# Exercise task
Pictures do not belong in the copy. Return all of the entries exactly.

(A run of records)
#####
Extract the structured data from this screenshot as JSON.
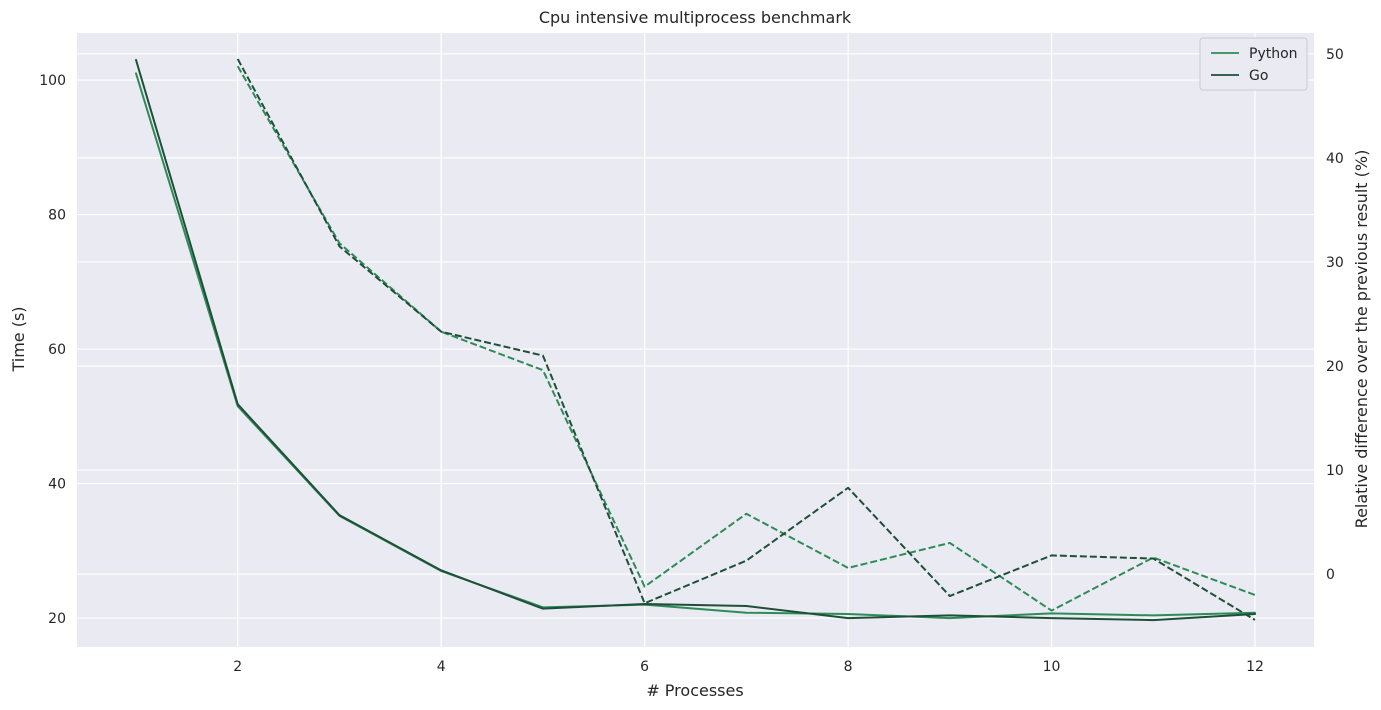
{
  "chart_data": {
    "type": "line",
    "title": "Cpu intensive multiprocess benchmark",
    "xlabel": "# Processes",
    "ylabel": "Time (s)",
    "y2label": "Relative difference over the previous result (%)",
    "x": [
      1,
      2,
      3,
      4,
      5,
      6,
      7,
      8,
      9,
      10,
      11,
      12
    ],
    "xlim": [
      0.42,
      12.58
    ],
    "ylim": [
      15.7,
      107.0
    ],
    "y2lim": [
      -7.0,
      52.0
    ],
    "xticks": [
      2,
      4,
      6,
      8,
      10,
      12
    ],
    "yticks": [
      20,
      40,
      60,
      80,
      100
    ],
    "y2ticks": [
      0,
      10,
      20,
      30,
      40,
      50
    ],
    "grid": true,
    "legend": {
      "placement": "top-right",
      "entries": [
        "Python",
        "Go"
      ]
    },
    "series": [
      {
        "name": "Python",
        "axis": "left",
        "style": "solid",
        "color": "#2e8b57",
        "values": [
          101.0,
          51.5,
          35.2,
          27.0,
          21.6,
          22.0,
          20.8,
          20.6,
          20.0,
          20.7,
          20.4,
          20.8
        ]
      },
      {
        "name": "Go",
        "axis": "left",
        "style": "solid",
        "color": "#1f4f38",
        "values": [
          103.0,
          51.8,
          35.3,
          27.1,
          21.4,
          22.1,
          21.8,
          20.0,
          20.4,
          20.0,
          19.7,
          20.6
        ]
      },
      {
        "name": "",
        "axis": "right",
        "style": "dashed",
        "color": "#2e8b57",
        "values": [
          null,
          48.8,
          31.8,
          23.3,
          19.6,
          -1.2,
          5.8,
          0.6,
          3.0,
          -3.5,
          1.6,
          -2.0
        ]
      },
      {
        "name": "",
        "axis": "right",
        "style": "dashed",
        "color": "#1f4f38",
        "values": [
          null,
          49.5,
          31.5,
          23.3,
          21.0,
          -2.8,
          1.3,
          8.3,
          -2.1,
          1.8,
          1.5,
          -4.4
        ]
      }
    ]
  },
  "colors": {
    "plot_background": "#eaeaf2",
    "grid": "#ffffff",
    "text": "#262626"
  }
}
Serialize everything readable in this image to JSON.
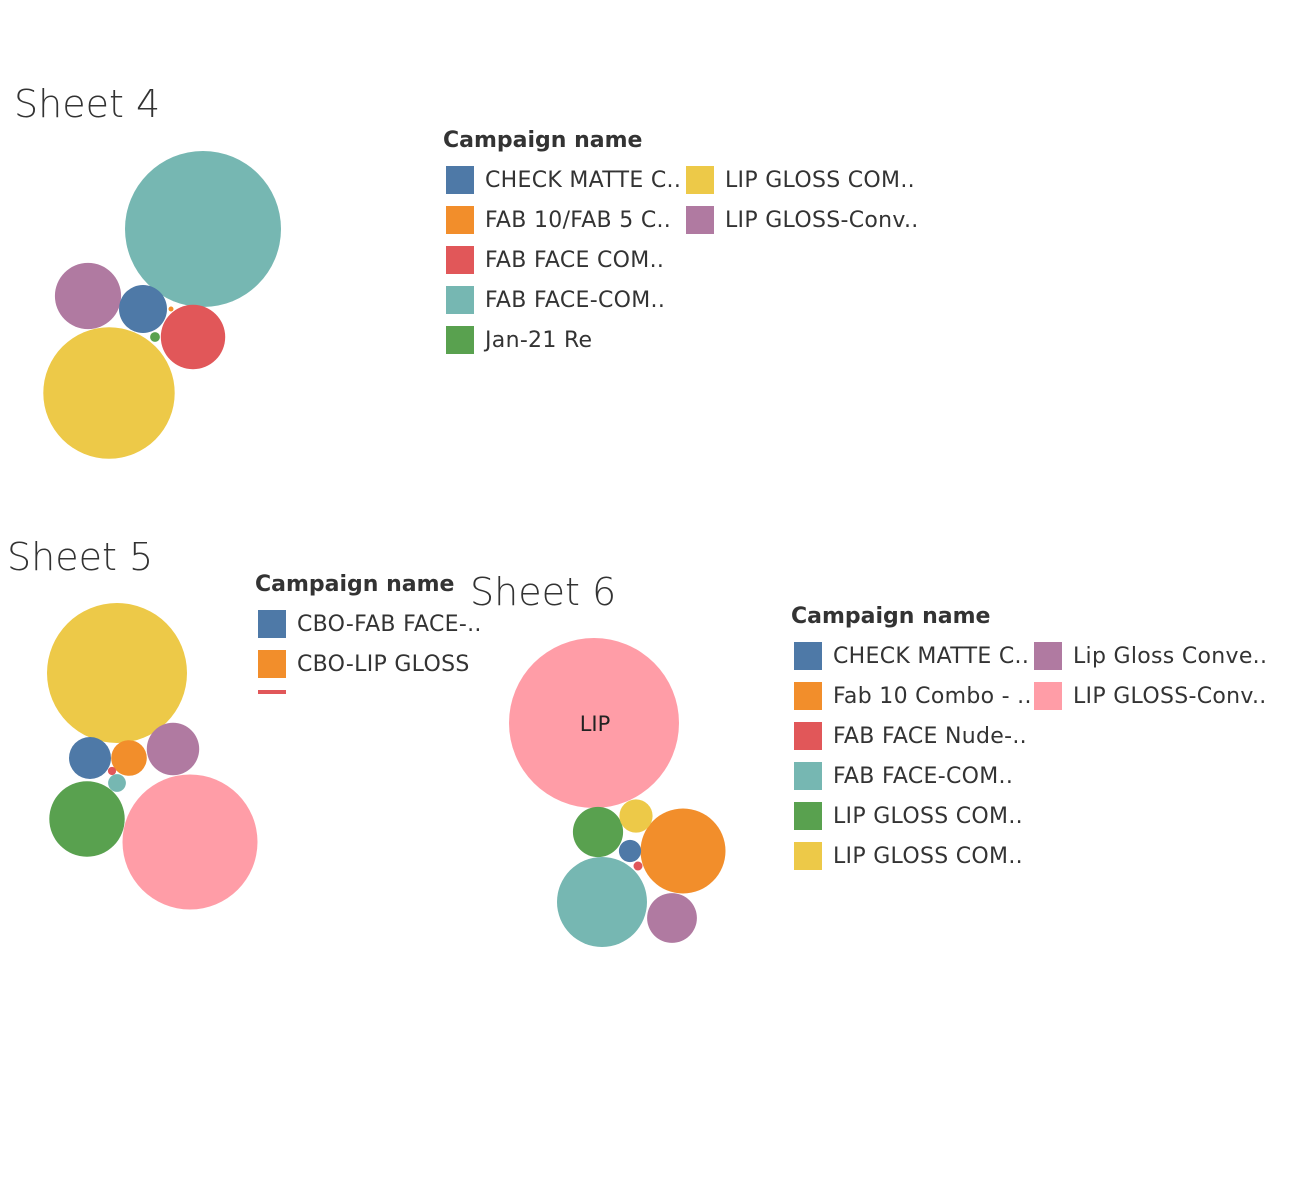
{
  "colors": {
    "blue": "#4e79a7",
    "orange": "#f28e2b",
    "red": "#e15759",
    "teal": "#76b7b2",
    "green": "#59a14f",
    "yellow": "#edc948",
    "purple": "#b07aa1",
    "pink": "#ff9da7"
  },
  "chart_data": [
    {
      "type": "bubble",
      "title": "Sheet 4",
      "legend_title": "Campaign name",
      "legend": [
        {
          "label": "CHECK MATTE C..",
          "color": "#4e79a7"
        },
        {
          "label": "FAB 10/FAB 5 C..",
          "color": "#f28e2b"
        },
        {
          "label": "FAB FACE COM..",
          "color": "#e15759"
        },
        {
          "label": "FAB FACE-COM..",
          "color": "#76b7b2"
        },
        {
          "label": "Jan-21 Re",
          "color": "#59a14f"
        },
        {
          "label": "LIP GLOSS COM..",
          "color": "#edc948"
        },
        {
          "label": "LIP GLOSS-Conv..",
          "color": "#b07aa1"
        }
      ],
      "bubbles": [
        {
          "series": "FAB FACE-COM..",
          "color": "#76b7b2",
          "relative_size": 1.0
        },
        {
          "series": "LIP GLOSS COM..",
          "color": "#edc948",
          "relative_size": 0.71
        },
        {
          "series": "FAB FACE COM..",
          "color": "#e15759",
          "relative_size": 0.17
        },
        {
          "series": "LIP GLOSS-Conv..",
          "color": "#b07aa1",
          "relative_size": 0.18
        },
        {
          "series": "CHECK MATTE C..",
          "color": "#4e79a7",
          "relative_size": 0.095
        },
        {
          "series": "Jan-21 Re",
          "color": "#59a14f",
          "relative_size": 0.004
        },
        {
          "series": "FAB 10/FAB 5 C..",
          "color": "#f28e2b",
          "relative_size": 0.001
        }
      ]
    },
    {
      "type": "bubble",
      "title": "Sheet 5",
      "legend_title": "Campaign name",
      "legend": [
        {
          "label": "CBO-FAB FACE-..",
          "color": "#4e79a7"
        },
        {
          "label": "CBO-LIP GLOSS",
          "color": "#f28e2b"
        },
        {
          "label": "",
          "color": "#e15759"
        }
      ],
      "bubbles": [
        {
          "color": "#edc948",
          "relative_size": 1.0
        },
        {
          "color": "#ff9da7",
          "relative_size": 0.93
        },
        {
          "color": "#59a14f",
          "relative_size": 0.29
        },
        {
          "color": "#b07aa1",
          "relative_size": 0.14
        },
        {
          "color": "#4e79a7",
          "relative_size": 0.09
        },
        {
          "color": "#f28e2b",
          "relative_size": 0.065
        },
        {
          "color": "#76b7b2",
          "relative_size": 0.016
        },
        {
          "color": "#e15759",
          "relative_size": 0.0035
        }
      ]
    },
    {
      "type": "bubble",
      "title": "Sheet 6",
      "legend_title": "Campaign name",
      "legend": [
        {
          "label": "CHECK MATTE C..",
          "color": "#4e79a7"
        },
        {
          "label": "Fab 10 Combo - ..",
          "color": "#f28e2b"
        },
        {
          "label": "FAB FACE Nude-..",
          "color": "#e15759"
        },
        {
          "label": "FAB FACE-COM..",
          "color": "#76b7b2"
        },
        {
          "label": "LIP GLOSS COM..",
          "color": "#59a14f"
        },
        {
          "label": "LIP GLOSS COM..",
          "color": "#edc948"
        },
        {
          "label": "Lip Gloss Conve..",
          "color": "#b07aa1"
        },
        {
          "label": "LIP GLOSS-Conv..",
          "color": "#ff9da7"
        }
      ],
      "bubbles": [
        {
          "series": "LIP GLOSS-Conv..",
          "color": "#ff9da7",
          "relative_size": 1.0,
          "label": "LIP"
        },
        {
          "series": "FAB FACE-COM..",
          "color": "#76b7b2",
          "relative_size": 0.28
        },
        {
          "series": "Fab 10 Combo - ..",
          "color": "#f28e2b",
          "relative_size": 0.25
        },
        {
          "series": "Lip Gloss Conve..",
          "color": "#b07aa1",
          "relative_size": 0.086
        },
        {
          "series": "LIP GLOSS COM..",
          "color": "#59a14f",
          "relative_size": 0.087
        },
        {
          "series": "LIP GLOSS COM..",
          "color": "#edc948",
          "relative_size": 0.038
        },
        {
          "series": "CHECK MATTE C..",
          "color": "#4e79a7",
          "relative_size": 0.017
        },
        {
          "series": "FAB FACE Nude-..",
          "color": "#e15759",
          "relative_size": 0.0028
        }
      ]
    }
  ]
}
#####
# Answer to the task
Extract the structured data from this screenshot as JSON.
{
  "chart_data": {
    "type": "line",
    "title": "Cpu intensive multiprocess benchmark",
    "xlabel": "# Processes",
    "ylabel": "Time (s)",
    "y2label": "Relative difference over the previous result (%)",
    "x": [
      1,
      2,
      3,
      4,
      5,
      6,
      7,
      8,
      9,
      10,
      11,
      12
    ],
    "xlim": [
      0.42,
      12.58
    ],
    "ylim": [
      15.7,
      107.0
    ],
    "y2lim": [
      -7.0,
      52.0
    ],
    "xticks": [
      2,
      4,
      6,
      8,
      10,
      12
    ],
    "yticks": [
      20,
      40,
      60,
      80,
      100
    ],
    "y2ticks": [
      0,
      10,
      20,
      30,
      40,
      50
    ],
    "grid": true,
    "legend": {
      "placement": "top-right",
      "entries": [
        "Python",
        "Go"
      ]
    },
    "series": [
      {
        "name": "Python",
        "axis": "left",
        "style": "solid",
        "color": "#2e8b57",
        "values": [
          101.0,
          51.5,
          35.2,
          27.0,
          21.6,
          22.0,
          20.8,
          20.6,
          20.0,
          20.7,
          20.4,
          20.8
        ]
      },
      {
        "name": "Go",
        "axis": "left",
        "style": "solid",
        "color": "#1f4f38",
        "values": [
          103.0,
          51.8,
          35.3,
          27.1,
          21.4,
          22.1,
          21.8,
          20.0,
          20.4,
          20.0,
          19.7,
          20.6
        ]
      },
      {
        "name": "",
        "axis": "right",
        "style": "dashed",
        "color": "#2e8b57",
        "values": [
          null,
          48.8,
          31.8,
          23.3,
          19.6,
          -1.2,
          5.8,
          0.6,
          3.0,
          -3.5,
          1.6,
          -2.0
        ]
      },
      {
        "name": "",
        "axis": "right",
        "style": "dashed",
        "color": "#1f4f38",
        "values": [
          null,
          49.5,
          31.5,
          23.3,
          21.0,
          -2.8,
          1.3,
          8.3,
          -2.1,
          1.8,
          1.5,
          -4.4
        ]
      }
    ]
  },
  "colors": {
    "plot_background": "#eaeaf2",
    "grid": "#ffffff",
    "text": "#262626"
  }
}
Serialize everything readable in this image to JSON.
{
  "colors": {
    "blue": "#4e79a7",
    "orange": "#f28e2b",
    "red": "#e15759",
    "teal": "#76b7b2",
    "green": "#59a14f",
    "yellow": "#edc948",
    "purple": "#b07aa1",
    "pink": "#ff9da7"
  },
  "chart_data": [
    {
      "type": "bubble",
      "title": "Sheet 4",
      "legend_title": "Campaign name",
      "legend": [
        {
          "label": "CHECK MATTE C..",
          "color": "#4e79a7"
        },
        {
          "label": "FAB 10/FAB 5 C..",
          "color": "#f28e2b"
        },
        {
          "label": "FAB FACE COM..",
          "color": "#e15759"
        },
        {
          "label": "FAB FACE-COM..",
          "color": "#76b7b2"
        },
        {
          "label": "Jan-21 Re",
          "color": "#59a14f"
        },
        {
          "label": "LIP GLOSS COM..",
          "color": "#edc948"
        },
        {
          "label": "LIP GLOSS-Conv..",
          "color": "#b07aa1"
        }
      ],
      "bubbles": [
        {
          "series": "FAB FACE-COM..",
          "color": "#76b7b2",
          "relative_size": 1.0
        },
        {
          "series": "LIP GLOSS COM..",
          "color": "#edc948",
          "relative_size": 0.71
        },
        {
          "series": "FAB FACE COM..",
          "color": "#e15759",
          "relative_size": 0.17
        },
        {
          "series": "LIP GLOSS-Conv..",
          "color": "#b07aa1",
          "relative_size": 0.18
        },
        {
          "series": "CHECK MATTE C..",
          "color": "#4e79a7",
          "relative_size": 0.095
        },
        {
          "series": "Jan-21 Re",
          "color": "#59a14f",
          "relative_size": 0.004
        },
        {
          "series": "FAB 10/FAB 5 C..",
          "color": "#f28e2b",
          "relative_size": 0.001
        }
      ]
    },
    {
      "type": "bubble",
      "title": "Sheet 5",
      "legend_title": "Campaign name",
      "legend": [
        {
          "label": "CBO-FAB FACE-..",
          "color": "#4e79a7"
        },
        {
          "label": "CBO-LIP GLOSS",
          "color": "#f28e2b"
        },
        {
          "label": "",
          "color": "#e15759"
        }
      ],
      "bubbles": [
        {
          "color": "#edc948",
          "relative_size": 1.0
        },
        {
          "color": "#ff9da7",
          "relative_size": 0.93
        },
        {
          "color": "#59a14f",
          "relative_size": 0.29
        },
        {
          "color": "#b07aa1",
          "relative_size": 0.14
        },
        {
          "color": "#4e79a7",
          "relative_size": 0.09
        },
        {
          "color": "#f28e2b",
          "relative_size": 0.065
        },
        {
          "color": "#76b7b2",
          "relative_size": 0.016
        },
        {
          "color": "#e15759",
          "relative_size": 0.0035
        }
      ]
    },
    {
      "type": "bubble",
      "title": "Sheet 6",
      "legend_title": "Campaign name",
      "legend": [
        {
          "label": "CHECK MATTE C..",
          "color": "#4e79a7"
        },
        {
          "label": "Fab 10 Combo - ..",
          "color": "#f28e2b"
        },
        {
          "label": "FAB FACE Nude-..",
          "color": "#e15759"
        },
        {
          "label": "FAB FACE-COM..",
          "color": "#76b7b2"
        },
        {
          "label": "LIP GLOSS COM..",
          "color": "#59a14f"
        },
        {
          "label": "LIP GLOSS COM..",
          "color": "#edc948"
        },
        {
          "label": "Lip Gloss Conve..",
          "color": "#b07aa1"
        },
        {
          "label": "LIP GLOSS-Conv..",
          "color": "#ff9da7"
        }
      ],
      "bubbles": [
        {
          "series": "LIP GLOSS-Conv..",
          "color": "#ff9da7",
          "relative_size": 1.0,
          "label": "LIP"
        },
        {
          "series": "FAB FACE-COM..",
          "color": "#76b7b2",
          "relative_size": 0.28
        },
        {
          "series": "Fab 10 Combo - ..",
          "color": "#f28e2b",
          "relative_size": 0.25
        },
        {
          "series": "Lip Gloss Conve..",
          "color": "#b07aa1",
          "relative_size": 0.086
        },
        {
          "series": "LIP GLOSS COM..",
          "color": "#59a14f",
          "relative_size": 0.087
        },
        {
          "series": "LIP GLOSS COM..",
          "color": "#edc948",
          "relative_size": 0.038
        },
        {
          "series": "CHECK MATTE C..",
          "color": "#4e79a7",
          "relative_size": 0.017
        },
        {
          "series": "FAB FACE Nude-..",
          "color": "#e15759",
          "relative_size": 0.0028
        }
      ]
    }
  ]
}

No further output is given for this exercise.